What this exercise asks:
(a) Duplicate the passage of the Canada travel post from "An Utterly Canadian" up to and including "and back again.".
(b) According to the Canada travel post, what did the travelers eat at Horseshoe Bay?
(c) Supply the next part of the Canada travel post, starting after its final sentence.

-- Document segment start --

An Utterly Canadian Experience (with a taste of Guatemala)

Donna and me ready to enter the Maya world in BC

During the past couple of months, Jorge and I have traveled about 4,000 kilometres visiting friends and family – all the way from coastal British Columbia to the heartland of the Prairies – and back again.

We attended my nephew Mitchel’s wedding to beautiful Kelsey; and afterwards, knocked back slammer-shots (YIKES!) with our young nieces and nephews at the vdG cabin on Wakaw Lake. The next day, we followed the fool-hardy escapade with my brother, John’s personalized tour of Saskatchewan’s farms and smoke-houses.

We spent the lion’s share of our time in BC at the “Kamloops apartment with the Amsterdam staircase”. We ran errands, gardened, took lots of walks along the Thompson River and enjoyed ourselves at Allison Lake, wining and dining with my sister, Barb and husband, Craig. We iced our holiday cake with two days in Vancouver, staying with friends, Ramona and Tom. They took us to Lynn Canyon Park so we could swing on the Suspension Bridge; to Cyprus Bowl for a spectacular view of Howe Sound; to Horseshoe Bay where we feasted on fish & chips; and to breathe the invigorating salty air of Stanley Park and Ambleside Beach.

-- Document segment end --
-- Provided records start --

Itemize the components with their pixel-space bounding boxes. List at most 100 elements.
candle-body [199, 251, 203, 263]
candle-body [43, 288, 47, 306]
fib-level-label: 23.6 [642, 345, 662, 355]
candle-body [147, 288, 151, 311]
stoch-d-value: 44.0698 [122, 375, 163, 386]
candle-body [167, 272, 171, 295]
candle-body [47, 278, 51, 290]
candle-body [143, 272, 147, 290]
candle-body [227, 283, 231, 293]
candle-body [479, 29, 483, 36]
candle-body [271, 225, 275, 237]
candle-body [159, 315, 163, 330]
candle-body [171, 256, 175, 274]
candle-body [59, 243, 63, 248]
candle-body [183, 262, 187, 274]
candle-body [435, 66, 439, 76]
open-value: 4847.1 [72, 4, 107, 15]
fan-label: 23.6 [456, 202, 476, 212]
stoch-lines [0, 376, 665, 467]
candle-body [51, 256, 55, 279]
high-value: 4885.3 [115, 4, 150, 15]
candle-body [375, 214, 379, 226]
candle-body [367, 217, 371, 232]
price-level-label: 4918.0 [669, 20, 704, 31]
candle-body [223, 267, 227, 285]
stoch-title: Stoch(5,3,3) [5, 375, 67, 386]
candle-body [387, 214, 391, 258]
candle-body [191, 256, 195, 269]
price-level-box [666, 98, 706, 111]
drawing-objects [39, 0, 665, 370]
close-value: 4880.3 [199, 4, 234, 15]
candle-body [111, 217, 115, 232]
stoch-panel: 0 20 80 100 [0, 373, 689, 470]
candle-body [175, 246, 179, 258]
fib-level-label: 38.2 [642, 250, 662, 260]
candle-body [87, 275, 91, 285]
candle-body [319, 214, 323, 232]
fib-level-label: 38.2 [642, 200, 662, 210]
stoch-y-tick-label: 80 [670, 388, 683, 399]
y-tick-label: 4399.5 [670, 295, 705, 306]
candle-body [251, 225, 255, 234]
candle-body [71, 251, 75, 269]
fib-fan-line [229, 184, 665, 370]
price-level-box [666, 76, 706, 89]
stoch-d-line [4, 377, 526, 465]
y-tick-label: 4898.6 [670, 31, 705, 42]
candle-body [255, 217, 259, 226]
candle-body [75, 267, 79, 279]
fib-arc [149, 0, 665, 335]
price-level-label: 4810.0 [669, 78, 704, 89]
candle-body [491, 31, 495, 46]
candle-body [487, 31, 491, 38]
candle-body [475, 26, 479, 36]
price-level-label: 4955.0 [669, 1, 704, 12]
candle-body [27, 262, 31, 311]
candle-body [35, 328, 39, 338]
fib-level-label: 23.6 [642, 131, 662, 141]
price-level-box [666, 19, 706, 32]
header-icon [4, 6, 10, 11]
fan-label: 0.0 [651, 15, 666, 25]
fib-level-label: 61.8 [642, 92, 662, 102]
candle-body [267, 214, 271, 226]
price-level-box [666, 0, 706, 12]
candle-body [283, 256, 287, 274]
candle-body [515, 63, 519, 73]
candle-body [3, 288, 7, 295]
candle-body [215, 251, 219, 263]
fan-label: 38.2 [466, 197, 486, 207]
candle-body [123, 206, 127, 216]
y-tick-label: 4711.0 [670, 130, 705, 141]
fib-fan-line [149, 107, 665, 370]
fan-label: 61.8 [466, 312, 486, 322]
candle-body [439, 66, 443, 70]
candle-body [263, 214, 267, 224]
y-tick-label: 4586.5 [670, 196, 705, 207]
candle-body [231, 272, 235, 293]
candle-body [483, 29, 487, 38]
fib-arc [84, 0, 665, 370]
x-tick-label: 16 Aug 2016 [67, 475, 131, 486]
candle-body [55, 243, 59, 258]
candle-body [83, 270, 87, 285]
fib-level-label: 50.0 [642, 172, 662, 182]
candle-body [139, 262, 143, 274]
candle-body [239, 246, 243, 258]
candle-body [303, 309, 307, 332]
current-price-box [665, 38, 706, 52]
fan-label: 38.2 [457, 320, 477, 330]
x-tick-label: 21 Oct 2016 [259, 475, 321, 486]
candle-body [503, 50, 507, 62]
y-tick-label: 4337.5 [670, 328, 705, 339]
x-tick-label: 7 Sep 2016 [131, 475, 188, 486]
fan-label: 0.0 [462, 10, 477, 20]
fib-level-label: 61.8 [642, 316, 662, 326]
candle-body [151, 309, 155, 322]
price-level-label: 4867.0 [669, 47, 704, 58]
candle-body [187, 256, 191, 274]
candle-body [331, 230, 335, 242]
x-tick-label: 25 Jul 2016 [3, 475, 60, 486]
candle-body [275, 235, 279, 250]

-- Provided records end --

Task-by-task results:
(a)
An Utterly Canadian Experience (with a taste of Guatemala)

Donna and me ready to enter the Maya world in BC

During the past couple of months, Jorge and I have traveled about 4,000 kilometres visiting friends and family – all the way from coastal British Columbia to the heartland of the Prairies – and back again.

(b) Fish & chips.

(c)
With sadness, but also with gratitude, we attended the funeral of Rick Jones, the brother of my long-time friend, Marilou. Since meeting Marilou in Grade One, she and her family have been a huge part of my life; I feel bereft knowing that I will never see Rick again. And I am not alone; he will be missed by all who knew him.

Jorge returned to Merida 10 days ago, but I have stayed on for a bit longer. I wish I could see everyone I love on during this time, but I am overly-blessed with more friendships than days I have for visiting. However, while in Vancouver, I did get to stay with my friend Mary, and as always, we logged hours of walking, talking and of course, we went shopping. Mary and I met in Peru, just shy of 50 years ago. But that’s a story for another day.

From Mary’s house, I rode the ferry to Nanaimo and then drove the scenic highway to Duncan, where my mother is from. This small city is located in the Cowichan Valley, about 65 kilometres from the southern tip of Vancouver Island.

Being in Duncan always brings back so many funny and poignant memories from my childhood. I would have liked to stay longer, but my cousin Donna and I wanted to see the new exhibit at the Royal BC Museum, in Victoria, which is the capital city of British Columbia. Many tourists get confused because the name of the island and the province’s biggest city are identical.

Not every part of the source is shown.